# Information provided
*-*-*

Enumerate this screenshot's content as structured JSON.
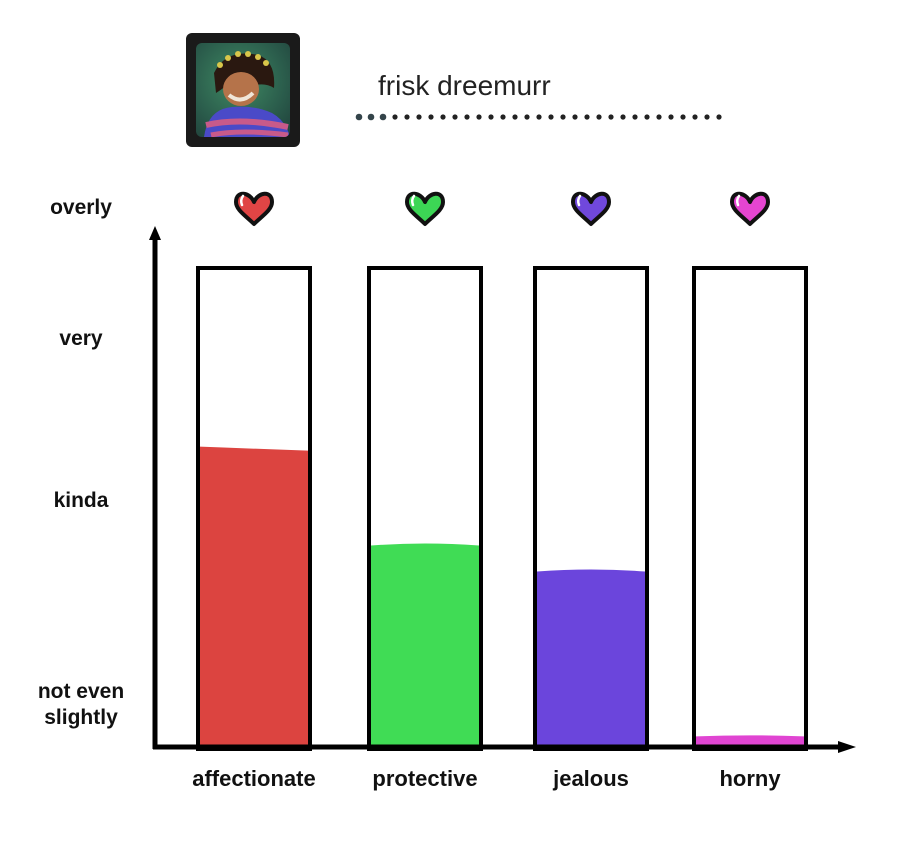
{
  "profile": {
    "name": "frisk dreemurr"
  },
  "chart_data": {
    "type": "bar",
    "categories": [
      "affectionate",
      "protective",
      "jealous",
      "horny"
    ],
    "values": [
      1.72,
      1.15,
      1.0,
      0.05
    ],
    "colors": [
      "#dc4440",
      "#40dc55",
      "#6b45dc",
      "#e045d2"
    ],
    "heart_colors": [
      "#e04545",
      "#3cd655",
      "#7048dc",
      "#e545d0"
    ],
    "y_tick_labels": [
      "not even slightly",
      "kinda",
      "very",
      "overly"
    ],
    "y_tick_label_lines": [
      [
        "not even",
        "slightly"
      ],
      [
        "kinda"
      ],
      [
        "very"
      ],
      [
        "overly"
      ]
    ],
    "y_tick_values": [
      0,
      1,
      2,
      3
    ],
    "ylim": [
      0,
      2.75
    ],
    "grid": false,
    "legend": "none"
  }
}
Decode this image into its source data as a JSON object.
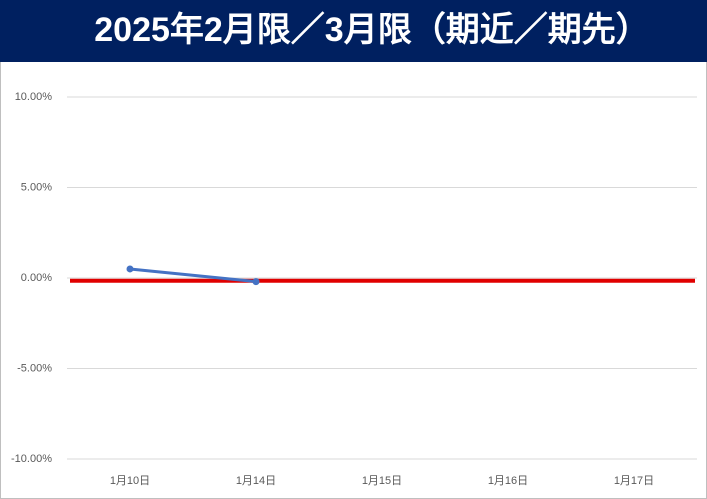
{
  "chart_data": {
    "type": "line",
    "title": "2025年2月限／3月限（期近／期先）",
    "categories": [
      "1月10日",
      "1月14日",
      "1月15日",
      "1月16日",
      "1月17日"
    ],
    "series": [
      {
        "color": "#4472c4",
        "values": [
          0.5,
          -0.2,
          null,
          null,
          null
        ]
      }
    ],
    "reference_line": {
      "value": -0.15,
      "color": "#e00000"
    },
    "ylim": [
      -10,
      10
    ],
    "yticks": [
      {
        "value": -10,
        "label": "-10.00%"
      },
      {
        "value": -5,
        "label": "-5.00%"
      },
      {
        "value": 0,
        "label": "0.00%"
      },
      {
        "value": 5,
        "label": "5.00%"
      },
      {
        "value": 10,
        "label": "10.00%"
      }
    ],
    "grid": true
  }
}
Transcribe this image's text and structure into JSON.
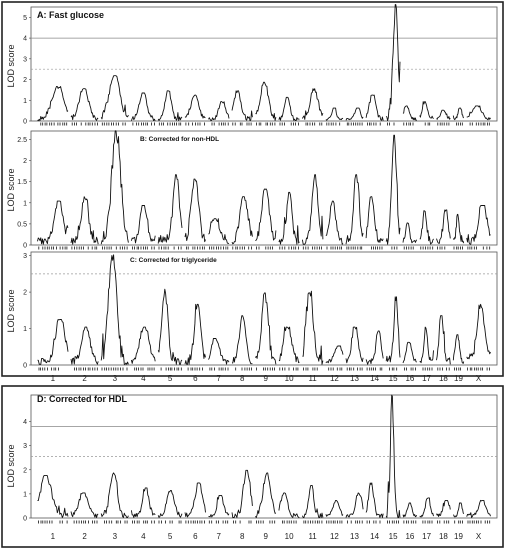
{
  "chart_data": [
    {
      "type": "line",
      "title": "A: Fast glucose",
      "ylabel": "LOD score",
      "ylim": [
        0,
        5.5
      ],
      "yticks": [
        "0",
        "1",
        "2",
        "3",
        "4",
        "5"
      ],
      "thresholds": {
        "solid": 4.0,
        "dashed": 2.5
      },
      "x_categories": [
        "1",
        "2",
        "3",
        "4",
        "5",
        "6",
        "7",
        "8",
        "9",
        "10",
        "11",
        "12",
        "13",
        "14",
        "15",
        "16",
        "17",
        "18",
        "19",
        "X"
      ],
      "show_x_labels": false,
      "peaks": [
        1.6,
        1.5,
        2.1,
        1.3,
        1.4,
        1.2,
        0.9,
        1.4,
        1.8,
        1.1,
        1.5,
        0.6,
        0.6,
        1.2,
        5.4,
        0.7,
        0.9,
        0.5,
        0.6,
        0.7
      ]
    },
    {
      "type": "line",
      "title": "B: Corrected for non-HDL",
      "ylabel": "LOD score",
      "ylim": [
        0,
        2.7
      ],
      "yticks": [
        "0",
        "0.5",
        "1",
        "1.5",
        "2",
        "2.5"
      ],
      "thresholds": {},
      "x_categories": [
        "1",
        "2",
        "3",
        "4",
        "5",
        "6",
        "7",
        "8",
        "9",
        "10",
        "11",
        "12",
        "13",
        "14",
        "15",
        "16",
        "17",
        "18",
        "19",
        "X"
      ],
      "show_x_labels": false,
      "peaks": [
        1.0,
        1.1,
        2.6,
        0.9,
        1.6,
        1.5,
        0.6,
        1.1,
        1.3,
        1.2,
        1.6,
        1.0,
        1.6,
        1.1,
        2.5,
        0.5,
        0.8,
        0.8,
        0.7,
        0.9
      ]
    },
    {
      "type": "line",
      "title": "C: Corrected for triglyceride",
      "ylabel": "LOD score",
      "ylim": [
        0,
        3.1
      ],
      "yticks": [
        "0",
        "1",
        "2",
        "3"
      ],
      "thresholds": {
        "dashed": 2.5
      },
      "x_categories": [
        "1",
        "2",
        "3",
        "4",
        "5",
        "6",
        "7",
        "8",
        "9",
        "10",
        "11",
        "12",
        "13",
        "14",
        "15",
        "16",
        "17",
        "18",
        "19",
        "X"
      ],
      "show_x_labels": true,
      "peaks": [
        1.2,
        1.0,
        3.0,
        1.0,
        2.0,
        1.6,
        0.7,
        1.3,
        1.9,
        1.0,
        2.0,
        0.5,
        1.0,
        0.9,
        1.8,
        0.6,
        1.0,
        1.3,
        0.8,
        1.6
      ]
    },
    {
      "type": "line",
      "title": "D: Corrected for HDL",
      "ylabel": "LOD score",
      "ylim": [
        0,
        5.1
      ],
      "yticks": [
        "0",
        "1",
        "2",
        "3",
        "4"
      ],
      "thresholds": {
        "solid": 3.8,
        "dashed": 2.55
      },
      "x_categories": [
        "1",
        "2",
        "3",
        "4",
        "5",
        "6",
        "7",
        "8",
        "9",
        "10",
        "11",
        "12",
        "13",
        "14",
        "15",
        "16",
        "17",
        "18",
        "19",
        "X"
      ],
      "show_x_labels": true,
      "peaks": [
        1.7,
        1.0,
        1.8,
        1.2,
        1.1,
        1.4,
        0.9,
        1.9,
        1.8,
        1.0,
        1.3,
        0.7,
        1.0,
        1.4,
        4.9,
        0.6,
        0.8,
        0.7,
        0.6,
        0.7
      ]
    }
  ]
}
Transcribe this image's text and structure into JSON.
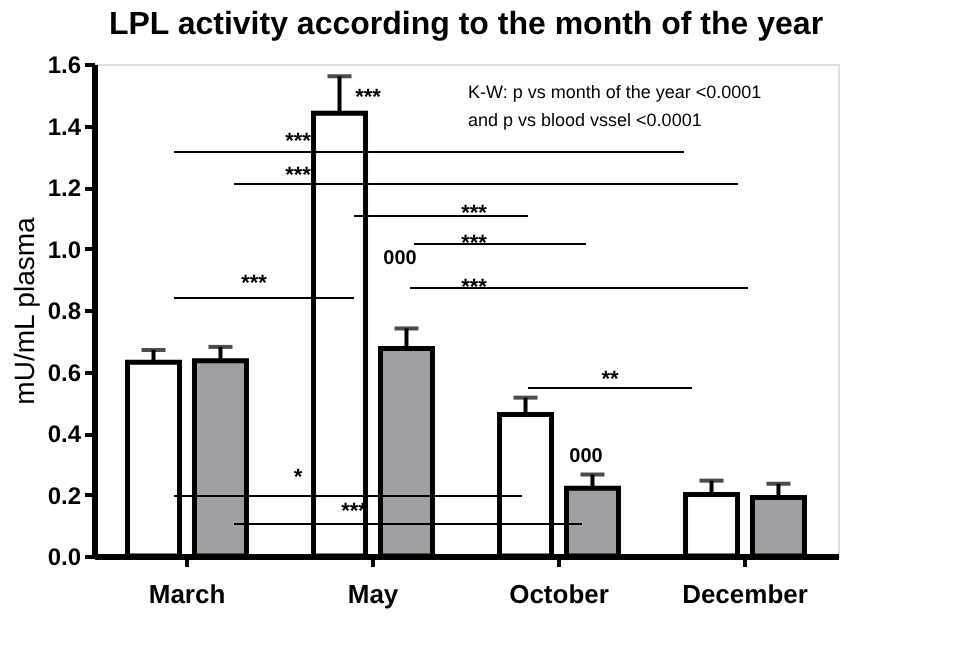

*-*-*

Extract all the data above exactly, excluding every picture.

# Task result
Enumerate this screenshot's content as structured JSON.
{
  "profile": {
    "name": "frisk dreemurr"
  },
  "chart_data": {
    "type": "bar",
    "categories": [
      "affectionate",
      "protective",
      "jealous",
      "horny"
    ],
    "values": [
      1.72,
      1.15,
      1.0,
      0.05
    ],
    "colors": [
      "#dc4440",
      "#40dc55",
      "#6b45dc",
      "#e045d2"
    ],
    "heart_colors": [
      "#e04545",
      "#3cd655",
      "#7048dc",
      "#e545d0"
    ],
    "y_tick_labels": [
      "not even slightly",
      "kinda",
      "very",
      "overly"
    ],
    "y_tick_label_lines": [
      [
        "not even",
        "slightly"
      ],
      [
        "kinda"
      ],
      [
        "very"
      ],
      [
        "overly"
      ]
    ],
    "y_tick_values": [
      0,
      1,
      2,
      3
    ],
    "ylim": [
      0,
      2.75
    ],
    "grid": false,
    "legend": "none"
  }
}
Decode this image into its source data as a JSON object.
{
  "chart_data": {
    "type": "line",
    "title": "2025年2月限／3月限（期近／期先）",
    "categories": [
      "1月10日",
      "1月14日",
      "1月15日",
      "1月16日",
      "1月17日"
    ],
    "series": [
      {
        "color": "#4472c4",
        "values": [
          0.5,
          -0.2,
          null,
          null,
          null
        ]
      }
    ],
    "reference_line": {
      "value": -0.15,
      "color": "#e00000"
    },
    "ylim": [
      -10,
      10
    ],
    "yticks": [
      {
        "value": -10,
        "label": "-10.00%"
      },
      {
        "value": -5,
        "label": "-5.00%"
      },
      {
        "value": 0,
        "label": "0.00%"
      },
      {
        "value": 5,
        "label": "5.00%"
      },
      {
        "value": 10,
        "label": "10.00%"
      }
    ],
    "grid": true
  }
}
Transcribe this image's text and structure into JSON.
{
  "chart_data": [
    {
      "type": "line",
      "title": "A: Fast glucose",
      "ylabel": "LOD score",
      "ylim": [
        0,
        5.5
      ],
      "yticks": [
        "0",
        "1",
        "2",
        "3",
        "4",
        "5"
      ],
      "thresholds": {
        "solid": 4.0,
        "dashed": 2.5
      },
      "x_categories": [
        "1",
        "2",
        "3",
        "4",
        "5",
        "6",
        "7",
        "8",
        "9",
        "10",
        "11",
        "12",
        "13",
        "14",
        "15",
        "16",
        "17",
        "18",
        "19",
        "X"
      ],
      "show_x_labels": false,
      "peaks": [
        1.6,
        1.5,
        2.1,
        1.3,
        1.4,
        1.2,
        0.9,
        1.4,
        1.8,
        1.1,
        1.5,
        0.6,
        0.6,
        1.2,
        5.4,
        0.7,
        0.9,
        0.5,
        0.6,
        0.7
      ]
    },
    {
      "type": "line",
      "title": "B: Corrected for non-HDL",
      "ylabel": "LOD score",
      "ylim": [
        0,
        2.7
      ],
      "yticks": [
        "0",
        "0.5",
        "1",
        "1.5",
        "2",
        "2.5"
      ],
      "thresholds": {},
      "x_categories": [
        "1",
        "2",
        "3",
        "4",
        "5",
        "6",
        "7",
        "8",
        "9",
        "10",
        "11",
        "12",
        "13",
        "14",
        "15",
        "16",
        "17",
        "18",
        "19",
        "X"
      ],
      "show_x_labels": false,
      "peaks": [
        1.0,
        1.1,
        2.6,
        0.9,
        1.6,
        1.5,
        0.6,
        1.1,
        1.3,
        1.2,
        1.6,
        1.0,
        1.6,
        1.1,
        2.5,
        0.5,
        0.8,
        0.8,
        0.7,
        0.9
      ]
    },
    {
      "type": "line",
      "title": "C: Corrected for triglyceride",
      "ylabel": "LOD score",
      "ylim": [
        0,
        3.1
      ],
      "yticks": [
        "0",
        "1",
        "2",
        "3"
      ],
      "thresholds": {
        "dashed": 2.5
      },
      "x_categories": [
        "1",
        "2",
        "3",
        "4",
        "5",
        "6",
        "7",
        "8",
        "9",
        "10",
        "11",
        "12",
        "13",
        "14",
        "15",
        "16",
        "17",
        "18",
        "19",
        "X"
      ],
      "show_x_labels": true,
      "peaks": [
        1.2,
        1.0,
        3.0,
        1.0,
        2.0,
        1.6,
        0.7,
        1.3,
        1.9,
        1.0,
        2.0,
        0.5,
        1.0,
        0.9,
        1.8,
        0.6,
        1.0,
        1.3,
        0.8,
        1.6
      ]
    },
    {
      "type": "line",
      "title": "D: Corrected for HDL",
      "ylabel": "LOD score",
      "ylim": [
        0,
        5.1
      ],
      "yticks": [
        "0",
        "1",
        "2",
        "3",
        "4"
      ],
      "thresholds": {
        "solid": 3.8,
        "dashed": 2.55
      },
      "x_categories": [
        "1",
        "2",
        "3",
        "4",
        "5",
        "6",
        "7",
        "8",
        "9",
        "10",
        "11",
        "12",
        "13",
        "14",
        "15",
        "16",
        "17",
        "18",
        "19",
        "X"
      ],
      "show_x_labels": true,
      "peaks": [
        1.7,
        1.0,
        1.8,
        1.2,
        1.1,
        1.4,
        0.9,
        1.9,
        1.8,
        1.0,
        1.3,
        0.7,
        1.0,
        1.4,
        4.9,
        0.6,
        0.8,
        0.7,
        0.6,
        0.7
      ]
    }
  ]
}
Transcribe this image's text and structure into JSON.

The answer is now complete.